To do: Below is some material; set it all down exactly, apart from the pictures.

Provided information:
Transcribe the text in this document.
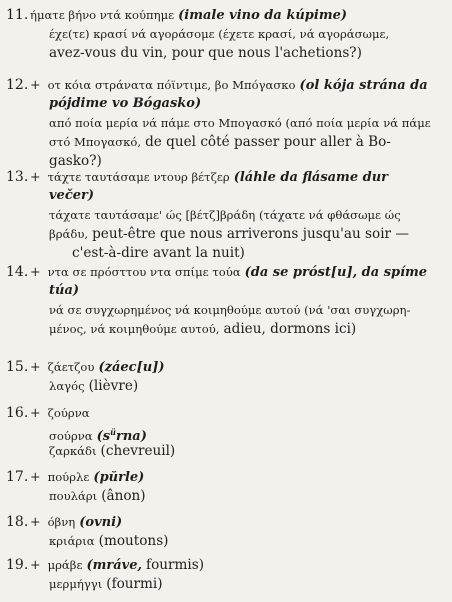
11. ήματε βήνο ντά κούπημε (imale vino da kúpime)
έχε(τε) κρασί νά αγοράσομε (έχετε κρασί, νά αγοράσωμε,
avez-vous du vin, pour que nous l'achetions?)
12. + οτ κόια στράνατα πόϊντιμε, βο Μπόγασκο (ol kója strána da
pójdime vo Bógasko)
από ποία μερία νά πάμε στο Μπογασκό (από ποία μερία νά πάμε
στό Μπογασκό, de quel côté passer pour aller à Bo-
gasko?)
13. + τάχτε ταυτάσαμε ντουρ βέτζερ (láhle da flásame dur
večer)
τάχατε ταυτάσαμε' ώς [βέτζ]βράδη (τάχατε νά φθάσωμε ώς
βράδυ, peut-être que nous arriverons jusqu'au soir —
c'est-à-dire avant la nuit)
14. + ντα σε πρόσττου ντα σπίμε τούα (da se próst[u], da spíme
túa)
νά σε συγχωρημένος νά κοιμηθούμε αυτού (νά 'σαι συγχωρη-
μένος, νά κοιμηθούμε αυτού, adieu, dormons ici)
15. + ζάετζου (záec[u])
λαγός (lièvre)
16. + ζούρνα
σούρνα $(s^ürna)$
ζαρκάδι (chevreuil)
17. + πούρλε (pŭrle)
πουλάρι (ânon)
18. + όβνη (ovni)
κριάρια (moutons)
19. + μράβε (mráve, fourmis)
μερμήγγι (fourmi)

Written solution:
Transcribe the text in this document.
11. ήματε βήνο ντά κούπημε (imale vino da kúpime)
έχε(τε) κρασί νά αγοράσομε (έχετε κρασί, νά αγοράσωμε,
avez-vous du vin, pour que nous l'achetions?)
12. + οτ κόια στράνατα πόϊντιμε, βο Μπόγασκο (ol kója strána da
pójdime vo Bógasko)
από ποία μερία νά πάμε στο Μπογασκό (από ποία μερία νά πάμε
στό Μπογασκό, de quel côté passer pour aller à Bo-
gasko?)
13. + τάχτε ταυτάσαμε ντουρ βέτζερ (láhle da flásame dur
večer)
τάχατε ταυτάσαμε' ώς [βέτζ]βράδη (τάχατε νά φθάσωμε ώς
βράδυ, peut-être que nous arriverons jusqu'au soir —
c'est-à-dire avant la nuit)
14. + ντα σε πρόσττου ντα σπίμε τούα (da se próst[u], da spíme
túa)
νά σε συγχωρημένος νά κοιμηθούμε αυτού (νά 'σαι συγχωρη-
μένος, νά κοιμηθούμε αυτού, adieu, dormons ici)
15. + ζάετζου (záec[u])
λαγός (lièvre)
16. + ζούρνα
σούρνα $(s^ürna)$
ζαρκάδι (chevreuil)
17. + πούρλε (pŭrle)
πουλάρι (ânon)
18. + όβνη (ovni)
κριάρια (moutons)
19. + μράβε (mráve, fourmis)
μερμήγγι (fourmi)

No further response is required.